>> Begin The records
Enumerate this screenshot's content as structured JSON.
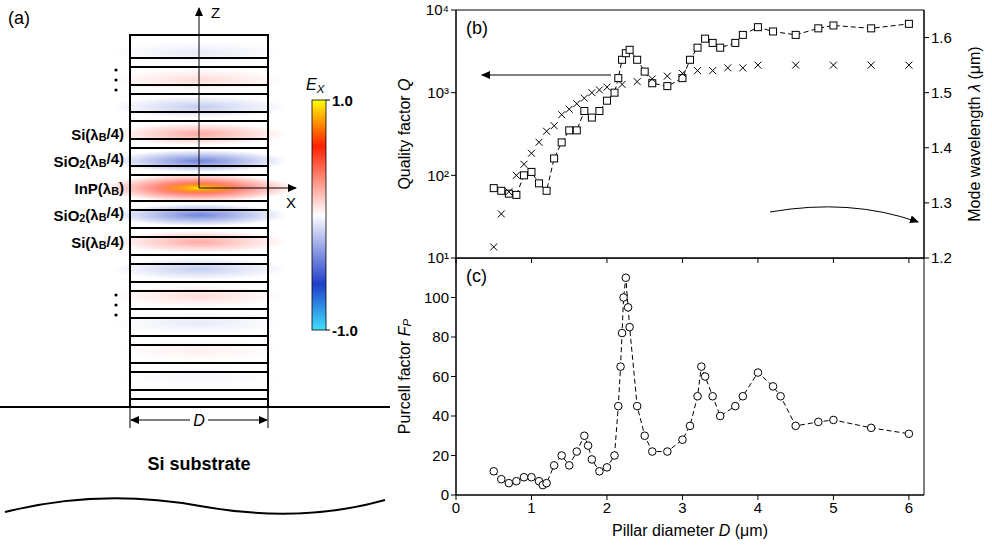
{
  "panel_a": {
    "label": "(a)",
    "axes": [
      "Z",
      "X"
    ],
    "layers": [
      "Si(λB/4)",
      "SiO2(λB/4)",
      "InP(λB)",
      "SiO2(λB/4)",
      "Si(λB/4)"
    ],
    "width_label": "D",
    "substrate": "Si substrate",
    "colorbar": {
      "title": "EX",
      "range": [
        -1,
        1
      ],
      "ticks": [
        {
          "value": 1,
          "label": "1.0"
        },
        {
          "value": -1,
          "label": "-1.0"
        }
      ]
    }
  },
  "chart_data": [
    {
      "type": "scatter",
      "title": "(b)",
      "ylabel": "Quality factor Q",
      "y2label": "Mode wavelength λ (μm)",
      "xlim": [
        0,
        6.2
      ],
      "xticks": [
        0,
        1,
        2,
        3,
        4,
        5,
        6
      ],
      "tick_labels": "y",
      "log": "y",
      "grid": false,
      "ylim": [
        10,
        10000
      ],
      "yticks": [
        {
          "value": 10,
          "label": "10¹"
        },
        {
          "value": 100,
          "label": "10²"
        },
        {
          "value": 1000,
          "label": "10³"
        },
        {
          "value": 10000,
          "label": "10⁴"
        }
      ],
      "y2lim": [
        1.2,
        1.65
      ],
      "y2ticks": [
        1.2,
        1.3,
        1.4,
        1.5,
        1.6
      ],
      "series": [
        {
          "color": "#000000",
          "marker": "square",
          "line_style": "dashed",
          "x": [
            0.5,
            0.6,
            0.7,
            0.8,
            0.9,
            1.0,
            1.1,
            1.2,
            1.3,
            1.4,
            1.5,
            1.6,
            1.7,
            1.8,
            1.9,
            2.0,
            2.1,
            2.15,
            2.2,
            2.25,
            2.3,
            2.4,
            2.5,
            2.6,
            2.8,
            3.0,
            3.1,
            3.2,
            3.3,
            3.4,
            3.5,
            3.7,
            3.8,
            4.0,
            4.2,
            4.5,
            4.8,
            5.0,
            5.5,
            6.0
          ],
          "values": [
            70,
            65,
            60,
            58,
            100,
            110,
            80,
            65,
            160,
            250,
            350,
            350,
            600,
            500,
            600,
            800,
            1000,
            1500,
            2500,
            3000,
            3300,
            2500,
            1800,
            1300,
            1200,
            1500,
            2500,
            3500,
            4500,
            4000,
            3500,
            4000,
            5000,
            6200,
            5500,
            5000,
            6000,
            6500,
            6000,
            6800
          ]
        },
        {
          "color": "#000000",
          "marker": "x",
          "line_style": "none",
          "axis": "y2",
          "x": [
            0.5,
            0.6,
            0.7,
            0.8,
            0.9,
            1.0,
            1.1,
            1.2,
            1.3,
            1.4,
            1.5,
            1.6,
            1.7,
            1.8,
            1.9,
            2.0,
            2.2,
            2.4,
            2.6,
            2.8,
            3.0,
            3.2,
            3.4,
            3.6,
            3.8,
            4.0,
            4.5,
            5.0,
            5.5,
            6.0
          ],
          "values": [
            1.22,
            1.28,
            1.32,
            1.35,
            1.37,
            1.39,
            1.41,
            1.43,
            1.44,
            1.46,
            1.47,
            1.48,
            1.49,
            1.5,
            1.505,
            1.51,
            1.515,
            1.52,
            1.525,
            1.53,
            1.535,
            1.54,
            1.54,
            1.545,
            1.545,
            1.55,
            1.55,
            1.55,
            1.55,
            1.55
          ]
        }
      ]
    },
    {
      "type": "scatter",
      "title": "(c)",
      "xlabel": "Pillar diameter D (μm)",
      "ylabel": "Purcell factor FP",
      "xlim": [
        0,
        6.2
      ],
      "xticks": [
        0,
        1,
        2,
        3,
        4,
        5,
        6
      ],
      "grid": false,
      "ylim": [
        0,
        120
      ],
      "yticks": [
        0,
        20,
        40,
        60,
        80,
        100
      ],
      "series": [
        {
          "color": "#000000",
          "marker": "circle",
          "line_style": "dashed",
          "x": [
            0.5,
            0.6,
            0.7,
            0.8,
            0.9,
            1.0,
            1.1,
            1.15,
            1.2,
            1.3,
            1.4,
            1.5,
            1.6,
            1.7,
            1.75,
            1.8,
            1.9,
            2.0,
            2.1,
            2.15,
            2.18,
            2.2,
            2.22,
            2.25,
            2.28,
            2.3,
            2.4,
            2.5,
            2.6,
            2.8,
            3.0,
            3.1,
            3.2,
            3.25,
            3.3,
            3.4,
            3.5,
            3.7,
            3.8,
            4.0,
            4.2,
            4.3,
            4.5,
            4.8,
            5.0,
            5.5,
            6.0
          ],
          "values": [
            12,
            8,
            6,
            7,
            9,
            9,
            7,
            5,
            6,
            15,
            20,
            15,
            22,
            30,
            25,
            18,
            12,
            14,
            20,
            45,
            65,
            82,
            100,
            110,
            95,
            85,
            45,
            30,
            22,
            22,
            28,
            35,
            50,
            65,
            60,
            50,
            40,
            45,
            50,
            62,
            55,
            50,
            35,
            37,
            38,
            34,
            31
          ]
        }
      ]
    }
  ]
}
>> End The records
** Objective **
Every record above should come back exactly, but without its pictures.

** Problem solution **
Enumerate this screenshot's content as structured JSON.
{
  "panel_a": {
    "label": "(a)",
    "axes": [
      "Z",
      "X"
    ],
    "layers": [
      "Si(λB/4)",
      "SiO2(λB/4)",
      "InP(λB)",
      "SiO2(λB/4)",
      "Si(λB/4)"
    ],
    "width_label": "D",
    "substrate": "Si substrate",
    "colorbar": {
      "title": "EX",
      "range": [
        -1,
        1
      ],
      "ticks": [
        {
          "value": 1,
          "label": "1.0"
        },
        {
          "value": -1,
          "label": "-1.0"
        }
      ]
    }
  },
  "chart_data": [
    {
      "type": "scatter",
      "title": "(b)",
      "ylabel": "Quality factor Q",
      "y2label": "Mode wavelength λ (μm)",
      "xlim": [
        0,
        6.2
      ],
      "xticks": [
        0,
        1,
        2,
        3,
        4,
        5,
        6
      ],
      "tick_labels": "y",
      "log": "y",
      "grid": false,
      "ylim": [
        10,
        10000
      ],
      "yticks": [
        {
          "value": 10,
          "label": "10¹"
        },
        {
          "value": 100,
          "label": "10²"
        },
        {
          "value": 1000,
          "label": "10³"
        },
        {
          "value": 10000,
          "label": "10⁴"
        }
      ],
      "y2lim": [
        1.2,
        1.65
      ],
      "y2ticks": [
        1.2,
        1.3,
        1.4,
        1.5,
        1.6
      ],
      "series": [
        {
          "color": "#000000",
          "marker": "square",
          "line_style": "dashed",
          "x": [
            0.5,
            0.6,
            0.7,
            0.8,
            0.9,
            1.0,
            1.1,
            1.2,
            1.3,
            1.4,
            1.5,
            1.6,
            1.7,
            1.8,
            1.9,
            2.0,
            2.1,
            2.15,
            2.2,
            2.25,
            2.3,
            2.4,
            2.5,
            2.6,
            2.8,
            3.0,
            3.1,
            3.2,
            3.3,
            3.4,
            3.5,
            3.7,
            3.8,
            4.0,
            4.2,
            4.5,
            4.8,
            5.0,
            5.5,
            6.0
          ],
          "values": [
            70,
            65,
            60,
            58,
            100,
            110,
            80,
            65,
            160,
            250,
            350,
            350,
            600,
            500,
            600,
            800,
            1000,
            1500,
            2500,
            3000,
            3300,
            2500,
            1800,
            1300,
            1200,
            1500,
            2500,
            3500,
            4500,
            4000,
            3500,
            4000,
            5000,
            6200,
            5500,
            5000,
            6000,
            6500,
            6000,
            6800
          ]
        },
        {
          "color": "#000000",
          "marker": "x",
          "line_style": "none",
          "axis": "y2",
          "x": [
            0.5,
            0.6,
            0.7,
            0.8,
            0.9,
            1.0,
            1.1,
            1.2,
            1.3,
            1.4,
            1.5,
            1.6,
            1.7,
            1.8,
            1.9,
            2.0,
            2.2,
            2.4,
            2.6,
            2.8,
            3.0,
            3.2,
            3.4,
            3.6,
            3.8,
            4.0,
            4.5,
            5.0,
            5.5,
            6.0
          ],
          "values": [
            1.22,
            1.28,
            1.32,
            1.35,
            1.37,
            1.39,
            1.41,
            1.43,
            1.44,
            1.46,
            1.47,
            1.48,
            1.49,
            1.5,
            1.505,
            1.51,
            1.515,
            1.52,
            1.525,
            1.53,
            1.535,
            1.54,
            1.54,
            1.545,
            1.545,
            1.55,
            1.55,
            1.55,
            1.55,
            1.55
          ]
        }
      ]
    },
    {
      "type": "scatter",
      "title": "(c)",
      "xlabel": "Pillar diameter D (μm)",
      "ylabel": "Purcell factor FP",
      "xlim": [
        0,
        6.2
      ],
      "xticks": [
        0,
        1,
        2,
        3,
        4,
        5,
        6
      ],
      "grid": false,
      "ylim": [
        0,
        120
      ],
      "yticks": [
        0,
        20,
        40,
        60,
        80,
        100
      ],
      "series": [
        {
          "color": "#000000",
          "marker": "circle",
          "line_style": "dashed",
          "x": [
            0.5,
            0.6,
            0.7,
            0.8,
            0.9,
            1.0,
            1.1,
            1.15,
            1.2,
            1.3,
            1.4,
            1.5,
            1.6,
            1.7,
            1.75,
            1.8,
            1.9,
            2.0,
            2.1,
            2.15,
            2.18,
            2.2,
            2.22,
            2.25,
            2.28,
            2.3,
            2.4,
            2.5,
            2.6,
            2.8,
            3.0,
            3.1,
            3.2,
            3.25,
            3.3,
            3.4,
            3.5,
            3.7,
            3.8,
            4.0,
            4.2,
            4.3,
            4.5,
            4.8,
            5.0,
            5.5,
            6.0
          ],
          "values": [
            12,
            8,
            6,
            7,
            9,
            9,
            7,
            5,
            6,
            15,
            20,
            15,
            22,
            30,
            25,
            18,
            12,
            14,
            20,
            45,
            65,
            82,
            100,
            110,
            95,
            85,
            45,
            30,
            22,
            22,
            28,
            35,
            50,
            65,
            60,
            50,
            40,
            45,
            50,
            62,
            55,
            50,
            35,
            37,
            38,
            34,
            31
          ]
        }
      ]
    }
  ]
}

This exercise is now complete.